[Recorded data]
◇ ◇ ◇ ◇ ◇ ◇ ◇
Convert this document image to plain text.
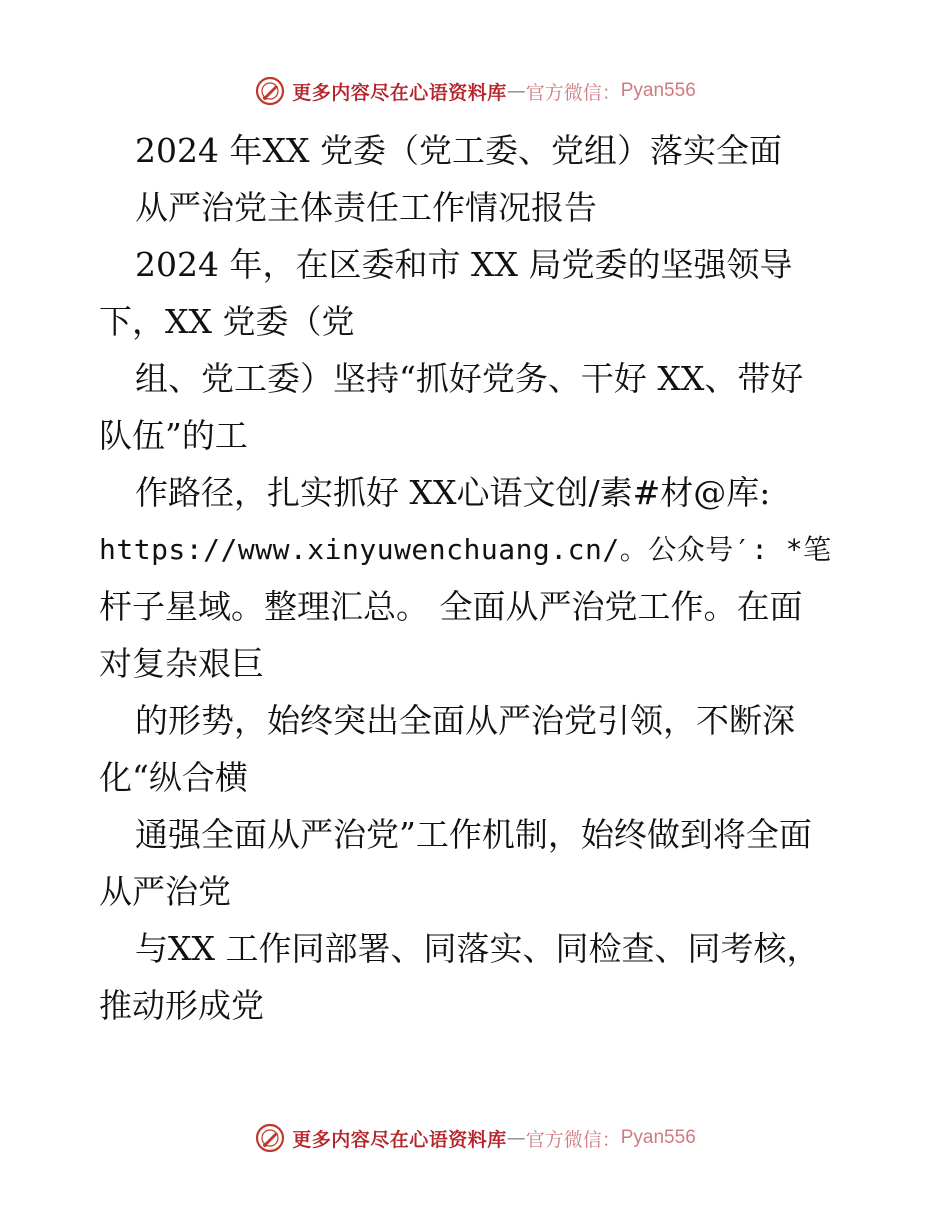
更多内容尽在心语资料库 — 官方微信： Pyan556
2024 年XX 党委（党工委、党组）落实全面
从严治党主体责任工作情况报告
2024 年，在区委和市 XX 局党委的坚强领导
下，XX 党委（党
组、党工委）坚持“抓好党务、干好 XX、带好
队伍”的工
作路径，扎实抓好 XX心语文创/素#材@库:
https://www.xinyuwenchuang.cn/。公众号′: *笔
杆子星域。整理汇总。 全面从严治党工作。在面
对复杂艰巨
的形势，始终突出全面从严治党引领，不断深
化“纵合横
通强全面从严治党”工作机制，始终做到将全面
从严治党
与XX 工作同部署、同落实、同检查、同考核，
推动形成党
更多内容尽在心语资料库 — 官方微信： Pyan556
◇ ◇ ◇ ◇ ◇ ◇ ◇
Quote the material exactly. Pictures stay out.

> _Reply_
Convert this document image to plain text.
更多内容尽在心语资料库 — 官方微信： Pyan556
2024 年XX 党委（党工委、党组）落实全面
从严治党主体责任工作情况报告
2024 年，在区委和市 XX 局党委的坚强领导
下，XX 党委（党
组、党工委）坚持“抓好党务、干好 XX、带好
队伍”的工
作路径，扎实抓好 XX心语文创/素#材@库:
https://www.xinyuwenchuang.cn/。公众号′: *笔
杆子星域。整理汇总。 全面从严治党工作。在面
对复杂艰巨
的形势，始终突出全面从严治党引领，不断深
化“纵合横
通强全面从严治党”工作机制，始终做到将全面
从严治党
与XX 工作同部署、同落实、同检查、同考核，
推动形成党
更多内容尽在心语资料库 — 官方微信： Pyan556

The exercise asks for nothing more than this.